▶ [Задания]:
a - Соответствуют ли отрывку утверждения (i)–(iii)? На каждое ответьте «да» или «нет» и дословно процитируйте слова отрывка, которые это решают. (i) Гейбель вернул долг в тридцать рублей. (ii) Кудржицкий был кладовщиком электростанции. (iii) Когда Кудржицкий ворвался в канцелярию, Турбин был там.
b - Перепишите из отрывка без изменений фрагмент от слов «Тридцать рублей Гейбель» вплоть до слов «я, его повадок.» включительно.

▶ [Исходный отрывок]:
---
Тридцать рублей Гейбель так мне никогда и не возвратил, с воли ему денег никто не присылал, но жил он по лагерным масштабам роскошно. Впоследствии я узнал, что он никогда и никому долгов не возвращал, но брал взаймы у всех новичков, поступавших на электростанцию, которые не знали, как и я, его повадок.
Не прошло и недели, как я работал в канцелярии, когда во время рабочего дня, в канцелярию шумно ворвался кладовщик электростанции жандармский ротмистр Кудржицкий. Это был седеющий, но очень подвижный и энергичный коренастый человек, которого я уже знал, приняв от него однажды, по распоряжению Гейбеля, расходные накладные по кладовой. Обратившись ко мне по имя отчеству, он, тоном, не терпящим возражений, весело сказал: «Поехали за материалами»! Я растерянно перестал делать разноску материалов по картотеке и уставился на Гейбеля, поскольку Турбина не было в этот момент. Пока Гейбель собрался как-то отреагировать на выпад Кудржицкого, Данилов примирительно сказал: «Ну что же, проветритесь, все равно Ваша работа здесь никуда не уйдет, а Вы поможете», - и он назвал Кудржицкого по имя отчеству. Данилов не любил и Гейбеля и еврея Турбина и рад был отнять от них работника, показав свою власть и им, и кладовщику.
---
▶ [Записи]:
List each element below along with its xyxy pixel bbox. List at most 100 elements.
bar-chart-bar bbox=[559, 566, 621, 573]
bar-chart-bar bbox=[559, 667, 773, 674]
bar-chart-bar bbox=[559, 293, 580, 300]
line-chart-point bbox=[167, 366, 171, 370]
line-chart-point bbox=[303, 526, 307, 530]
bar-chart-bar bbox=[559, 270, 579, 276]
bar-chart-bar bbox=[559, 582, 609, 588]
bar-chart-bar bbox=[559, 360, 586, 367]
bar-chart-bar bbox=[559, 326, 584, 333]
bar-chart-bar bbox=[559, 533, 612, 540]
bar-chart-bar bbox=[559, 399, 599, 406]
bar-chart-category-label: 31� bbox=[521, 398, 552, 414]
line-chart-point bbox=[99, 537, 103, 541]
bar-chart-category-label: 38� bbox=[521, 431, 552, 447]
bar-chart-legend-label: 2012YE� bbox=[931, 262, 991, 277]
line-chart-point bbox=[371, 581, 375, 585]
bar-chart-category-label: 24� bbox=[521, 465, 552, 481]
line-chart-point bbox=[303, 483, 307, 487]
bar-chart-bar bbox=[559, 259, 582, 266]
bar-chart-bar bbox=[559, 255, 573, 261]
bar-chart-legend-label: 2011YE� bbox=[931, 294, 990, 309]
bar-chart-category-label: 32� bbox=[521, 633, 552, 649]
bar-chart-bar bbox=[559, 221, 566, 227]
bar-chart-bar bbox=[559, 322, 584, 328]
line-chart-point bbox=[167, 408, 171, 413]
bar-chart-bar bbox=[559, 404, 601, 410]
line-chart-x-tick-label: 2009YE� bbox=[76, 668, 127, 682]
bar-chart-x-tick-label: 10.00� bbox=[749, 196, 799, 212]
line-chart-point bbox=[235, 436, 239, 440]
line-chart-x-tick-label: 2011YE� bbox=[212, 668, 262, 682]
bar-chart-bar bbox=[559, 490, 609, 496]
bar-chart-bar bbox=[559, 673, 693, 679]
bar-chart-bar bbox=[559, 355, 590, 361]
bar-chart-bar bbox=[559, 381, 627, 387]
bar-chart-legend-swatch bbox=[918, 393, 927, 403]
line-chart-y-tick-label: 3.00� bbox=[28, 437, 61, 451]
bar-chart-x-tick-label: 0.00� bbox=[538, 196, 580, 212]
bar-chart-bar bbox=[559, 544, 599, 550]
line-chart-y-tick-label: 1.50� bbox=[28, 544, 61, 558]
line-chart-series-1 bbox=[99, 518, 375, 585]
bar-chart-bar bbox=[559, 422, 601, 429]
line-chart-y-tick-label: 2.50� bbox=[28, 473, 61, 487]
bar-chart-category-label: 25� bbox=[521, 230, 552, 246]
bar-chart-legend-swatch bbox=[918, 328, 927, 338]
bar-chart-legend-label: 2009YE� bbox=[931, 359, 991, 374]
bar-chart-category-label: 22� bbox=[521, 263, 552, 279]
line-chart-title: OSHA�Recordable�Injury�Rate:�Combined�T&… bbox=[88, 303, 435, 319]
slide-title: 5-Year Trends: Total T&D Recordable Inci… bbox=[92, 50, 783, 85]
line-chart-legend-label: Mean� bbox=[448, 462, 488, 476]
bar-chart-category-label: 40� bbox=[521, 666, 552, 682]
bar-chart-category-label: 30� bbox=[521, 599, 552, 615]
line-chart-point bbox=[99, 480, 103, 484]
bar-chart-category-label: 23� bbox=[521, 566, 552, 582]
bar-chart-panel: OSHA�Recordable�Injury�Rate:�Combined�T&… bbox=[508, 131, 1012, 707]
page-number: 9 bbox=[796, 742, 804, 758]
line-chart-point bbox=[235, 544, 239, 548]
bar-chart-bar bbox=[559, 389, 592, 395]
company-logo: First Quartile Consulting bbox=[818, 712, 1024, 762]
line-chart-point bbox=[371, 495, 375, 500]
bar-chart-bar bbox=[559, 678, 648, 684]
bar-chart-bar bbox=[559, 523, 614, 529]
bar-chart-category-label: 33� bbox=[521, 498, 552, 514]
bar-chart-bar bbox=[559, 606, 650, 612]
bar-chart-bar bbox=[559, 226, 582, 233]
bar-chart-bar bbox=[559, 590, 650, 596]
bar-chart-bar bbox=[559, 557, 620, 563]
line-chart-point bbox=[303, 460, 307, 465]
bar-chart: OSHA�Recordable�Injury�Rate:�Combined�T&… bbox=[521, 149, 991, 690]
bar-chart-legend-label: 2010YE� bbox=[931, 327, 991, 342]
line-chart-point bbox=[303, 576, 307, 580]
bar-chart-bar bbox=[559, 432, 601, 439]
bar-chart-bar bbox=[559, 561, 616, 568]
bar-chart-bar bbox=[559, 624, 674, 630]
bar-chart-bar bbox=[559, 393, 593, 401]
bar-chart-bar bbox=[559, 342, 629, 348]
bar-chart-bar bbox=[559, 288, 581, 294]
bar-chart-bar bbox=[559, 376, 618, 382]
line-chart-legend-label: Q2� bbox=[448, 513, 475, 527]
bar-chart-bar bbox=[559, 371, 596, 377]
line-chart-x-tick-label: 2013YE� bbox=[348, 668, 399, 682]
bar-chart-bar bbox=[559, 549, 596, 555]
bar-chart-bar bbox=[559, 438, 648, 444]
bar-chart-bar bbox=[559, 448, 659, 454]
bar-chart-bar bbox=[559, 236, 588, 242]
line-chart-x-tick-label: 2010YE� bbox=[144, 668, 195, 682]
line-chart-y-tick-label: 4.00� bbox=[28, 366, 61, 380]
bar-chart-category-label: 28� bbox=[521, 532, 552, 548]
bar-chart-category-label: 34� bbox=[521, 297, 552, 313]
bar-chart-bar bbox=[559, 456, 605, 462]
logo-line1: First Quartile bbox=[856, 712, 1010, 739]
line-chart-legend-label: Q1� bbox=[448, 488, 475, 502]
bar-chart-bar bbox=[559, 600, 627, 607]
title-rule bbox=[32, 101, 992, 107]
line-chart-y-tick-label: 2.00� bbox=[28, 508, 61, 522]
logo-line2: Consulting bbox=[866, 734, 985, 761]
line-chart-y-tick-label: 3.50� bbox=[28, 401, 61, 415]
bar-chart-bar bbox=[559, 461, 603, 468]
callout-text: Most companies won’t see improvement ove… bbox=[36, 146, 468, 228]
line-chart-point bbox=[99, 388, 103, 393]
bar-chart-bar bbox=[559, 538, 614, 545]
---
▶ [Ответы по заданиям]:
a -
(i) Нет: «Тридцать рублей Гейбель так мне никогда и не возвратил».
(ii) Да: «кладовщик электростанции жандармский ротмистр Кудржицкий».
(iii) Нет: «поскольку Турбина не было в этот момент».

b -
Тридцать рублей Гейбель так мне никогда и не возвратил, с воли ему денег никто не присылал, но жил он по лагерным масштабам роскошно. Впоследствии я узнал, что он никогда и никому долгов не возвращал, но брал взаймы у всех новичков, поступавших на электростанцию, которые не знали, как и я, его повадок.